Output the lines of the listing as a JSON list of strings, one per line with blank lines omitted, starting at the line containing "Identify all the" and ending at the line containing "- legend-swatch-trend: [89, 52, 95, 58]", both included.

- EXERCISE INPUTS
[START]

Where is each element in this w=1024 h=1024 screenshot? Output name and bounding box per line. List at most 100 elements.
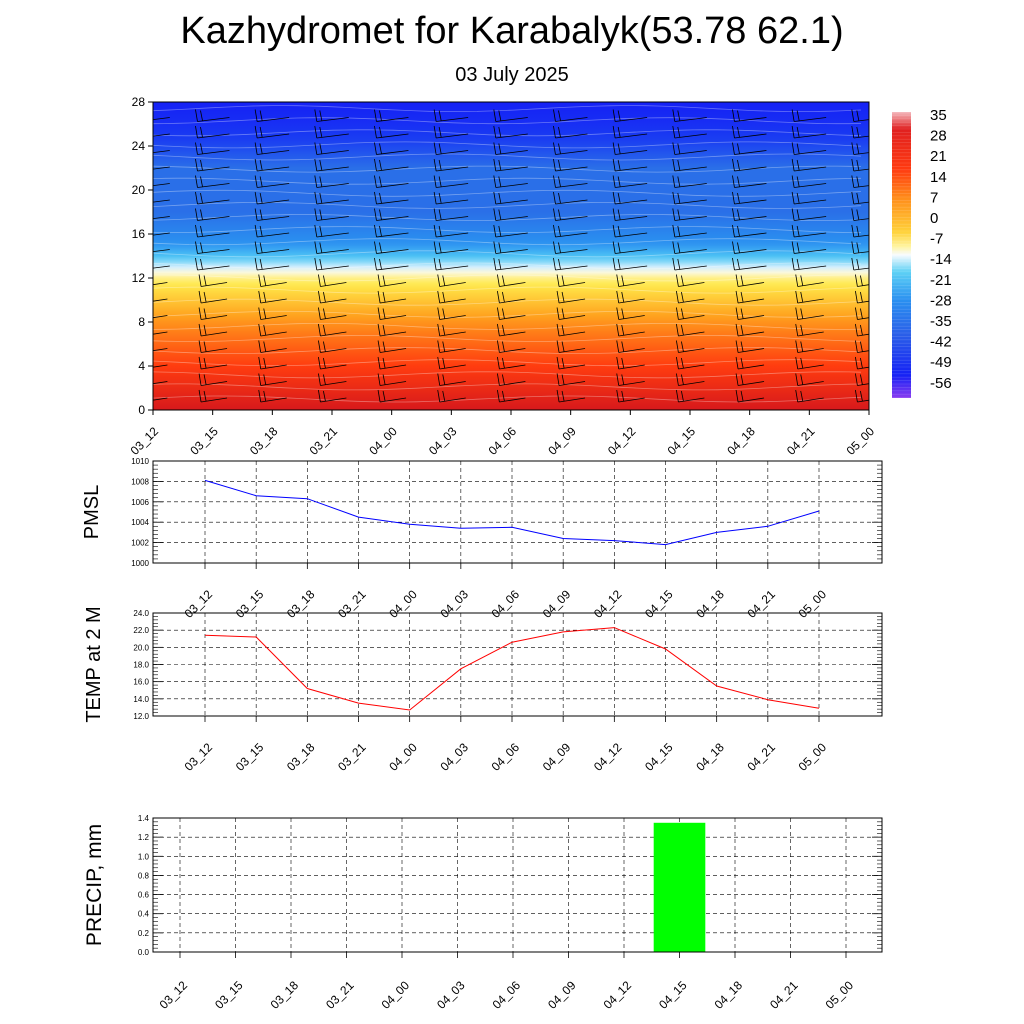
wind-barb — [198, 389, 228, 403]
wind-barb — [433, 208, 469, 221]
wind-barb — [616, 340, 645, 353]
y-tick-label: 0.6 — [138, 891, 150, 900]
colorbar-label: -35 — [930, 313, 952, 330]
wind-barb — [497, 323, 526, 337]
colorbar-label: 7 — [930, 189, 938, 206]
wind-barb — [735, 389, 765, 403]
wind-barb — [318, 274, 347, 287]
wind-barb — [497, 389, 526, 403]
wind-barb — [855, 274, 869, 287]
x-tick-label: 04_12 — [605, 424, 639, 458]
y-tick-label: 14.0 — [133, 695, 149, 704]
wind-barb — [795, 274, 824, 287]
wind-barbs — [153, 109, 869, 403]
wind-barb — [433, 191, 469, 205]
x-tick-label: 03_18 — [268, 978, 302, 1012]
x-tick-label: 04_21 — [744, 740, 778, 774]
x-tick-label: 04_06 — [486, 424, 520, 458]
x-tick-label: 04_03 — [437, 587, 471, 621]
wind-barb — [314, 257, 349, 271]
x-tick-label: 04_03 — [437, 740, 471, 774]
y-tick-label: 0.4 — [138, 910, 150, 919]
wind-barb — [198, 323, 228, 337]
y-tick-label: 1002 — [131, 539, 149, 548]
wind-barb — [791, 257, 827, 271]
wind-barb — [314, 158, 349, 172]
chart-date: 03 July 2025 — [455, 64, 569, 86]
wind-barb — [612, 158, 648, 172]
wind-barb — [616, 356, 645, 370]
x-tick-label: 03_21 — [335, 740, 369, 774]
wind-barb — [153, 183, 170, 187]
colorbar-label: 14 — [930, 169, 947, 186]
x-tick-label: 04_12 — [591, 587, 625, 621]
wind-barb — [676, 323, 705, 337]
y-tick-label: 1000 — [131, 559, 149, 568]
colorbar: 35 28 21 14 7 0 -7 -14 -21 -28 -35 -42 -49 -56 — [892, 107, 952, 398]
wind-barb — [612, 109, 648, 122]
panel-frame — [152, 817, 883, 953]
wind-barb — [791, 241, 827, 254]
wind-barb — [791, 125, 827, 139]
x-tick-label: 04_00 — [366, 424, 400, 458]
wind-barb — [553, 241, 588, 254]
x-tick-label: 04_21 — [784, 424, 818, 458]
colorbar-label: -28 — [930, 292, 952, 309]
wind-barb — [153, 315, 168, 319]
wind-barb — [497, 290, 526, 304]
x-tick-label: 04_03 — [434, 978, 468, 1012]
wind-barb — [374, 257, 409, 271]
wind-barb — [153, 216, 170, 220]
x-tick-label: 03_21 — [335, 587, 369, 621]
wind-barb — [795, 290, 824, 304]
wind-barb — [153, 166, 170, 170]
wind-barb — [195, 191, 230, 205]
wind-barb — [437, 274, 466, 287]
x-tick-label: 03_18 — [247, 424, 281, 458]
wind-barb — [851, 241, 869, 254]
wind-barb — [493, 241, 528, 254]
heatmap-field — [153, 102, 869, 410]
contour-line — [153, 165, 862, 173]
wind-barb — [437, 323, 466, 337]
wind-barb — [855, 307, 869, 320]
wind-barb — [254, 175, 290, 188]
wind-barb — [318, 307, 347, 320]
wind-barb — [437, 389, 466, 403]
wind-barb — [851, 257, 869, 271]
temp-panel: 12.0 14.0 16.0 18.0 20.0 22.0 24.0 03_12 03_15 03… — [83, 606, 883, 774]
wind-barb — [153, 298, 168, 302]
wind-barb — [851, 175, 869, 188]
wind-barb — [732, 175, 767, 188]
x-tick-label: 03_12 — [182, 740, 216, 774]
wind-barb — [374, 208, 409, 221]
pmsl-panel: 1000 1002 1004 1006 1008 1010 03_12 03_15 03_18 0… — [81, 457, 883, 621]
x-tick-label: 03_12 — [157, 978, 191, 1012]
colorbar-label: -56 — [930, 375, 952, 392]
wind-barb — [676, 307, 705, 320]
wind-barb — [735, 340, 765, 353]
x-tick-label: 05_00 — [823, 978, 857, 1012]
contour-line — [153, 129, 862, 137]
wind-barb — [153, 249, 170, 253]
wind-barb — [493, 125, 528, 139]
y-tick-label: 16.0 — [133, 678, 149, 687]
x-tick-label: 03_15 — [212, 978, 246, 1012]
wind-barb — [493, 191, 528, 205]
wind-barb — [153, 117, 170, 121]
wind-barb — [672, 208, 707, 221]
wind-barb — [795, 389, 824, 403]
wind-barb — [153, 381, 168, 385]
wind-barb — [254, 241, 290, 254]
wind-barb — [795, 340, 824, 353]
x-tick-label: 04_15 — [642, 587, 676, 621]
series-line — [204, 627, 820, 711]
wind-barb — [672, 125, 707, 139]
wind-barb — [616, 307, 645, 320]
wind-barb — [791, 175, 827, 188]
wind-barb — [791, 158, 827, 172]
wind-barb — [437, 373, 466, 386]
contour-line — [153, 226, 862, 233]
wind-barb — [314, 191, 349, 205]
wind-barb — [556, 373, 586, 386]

[END]
[START]

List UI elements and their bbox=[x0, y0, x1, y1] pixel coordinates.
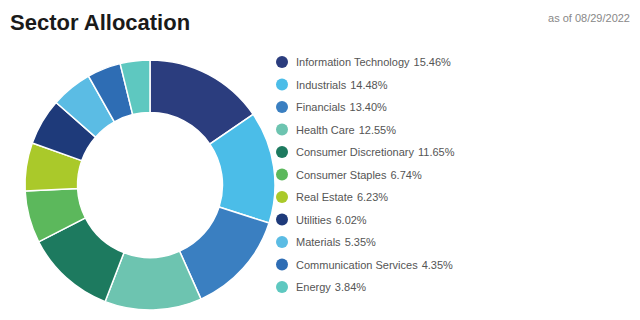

[END]
[START]

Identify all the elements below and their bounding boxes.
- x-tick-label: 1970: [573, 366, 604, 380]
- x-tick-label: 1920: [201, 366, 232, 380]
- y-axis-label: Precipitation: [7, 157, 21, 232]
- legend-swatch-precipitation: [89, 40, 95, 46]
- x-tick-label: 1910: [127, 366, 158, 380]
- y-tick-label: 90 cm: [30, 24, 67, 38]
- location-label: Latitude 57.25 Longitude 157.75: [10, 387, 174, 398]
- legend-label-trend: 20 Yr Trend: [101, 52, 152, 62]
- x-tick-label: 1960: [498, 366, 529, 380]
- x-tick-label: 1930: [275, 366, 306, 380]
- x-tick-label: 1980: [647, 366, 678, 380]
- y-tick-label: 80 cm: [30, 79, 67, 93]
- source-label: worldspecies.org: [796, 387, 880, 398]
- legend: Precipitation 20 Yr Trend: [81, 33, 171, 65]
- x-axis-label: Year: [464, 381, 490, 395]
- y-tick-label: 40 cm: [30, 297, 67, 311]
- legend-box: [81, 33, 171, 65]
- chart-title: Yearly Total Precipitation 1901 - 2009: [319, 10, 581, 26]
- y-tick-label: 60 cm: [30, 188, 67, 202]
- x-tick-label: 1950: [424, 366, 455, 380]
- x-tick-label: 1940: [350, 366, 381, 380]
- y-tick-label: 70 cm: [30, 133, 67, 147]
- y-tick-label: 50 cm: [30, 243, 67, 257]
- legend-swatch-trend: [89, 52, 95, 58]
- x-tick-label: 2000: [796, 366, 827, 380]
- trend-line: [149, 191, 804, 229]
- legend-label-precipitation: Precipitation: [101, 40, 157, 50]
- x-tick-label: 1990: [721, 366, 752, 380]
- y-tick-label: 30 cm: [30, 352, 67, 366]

[END]

- WRITTEN SOLUTION
[
  "Identify all the elements below and their bounding boxes.",
  "- x-tick-label: 1970: [573, 366, 604, 380]",
  "- x-tick-label: 1920: [201, 366, 232, 380]",
  "- y-axis-label: Precipitation: [7, 157, 21, 232]",
  "- legend-swatch-precipitation: [89, 40, 95, 46]",
  "- x-tick-label: 1910: [127, 366, 158, 380]",
  "- y-tick-label: 90 cm: [30, 24, 67, 38]",
  "- location-label: Latitude 57.25 Longitude 157.75: [10, 387, 174, 398]",
  "- legend-label-trend: 20 Yr Trend: [101, 52, 152, 62]",
  "- x-tick-label: 1960: [498, 366, 529, 380]",
  "- x-tick-label: 1930: [275, 366, 306, 380]",
  "- x-tick-label: 1980: [647, 366, 678, 380]",
  "- y-tick-label: 80 cm: [30, 79, 67, 93]",
  "- source-label: worldspecies.org: [796, 387, 880, 398]",
  "- legend: Precipitation 20 Yr Trend: [81, 33, 171, 65]",
  "- x-axis-label: Year: [464, 381, 490, 395]",
  "- y-tick-label: 40 cm: [30, 297, 67, 311]",
  "- legend-box: [81, 33, 171, 65]",
  "- chart-title: Yearly Total Precipitation 1901 - 2009: [319, 10, 581, 26]",
  "- y-tick-label: 60 cm: [30, 188, 67, 202]",
  "- x-tick-label: 1950: [424, 366, 455, 380]",
  "- x-tick-label: 1940: [350, 366, 381, 380]",
  "- y-tick-label: 70 cm: [30, 133, 67, 147]",
  "- y-tick-label: 50 cm: [30, 243, 67, 257]",
  "- legend-swatch-trend: [89, 52, 95, 58]"
]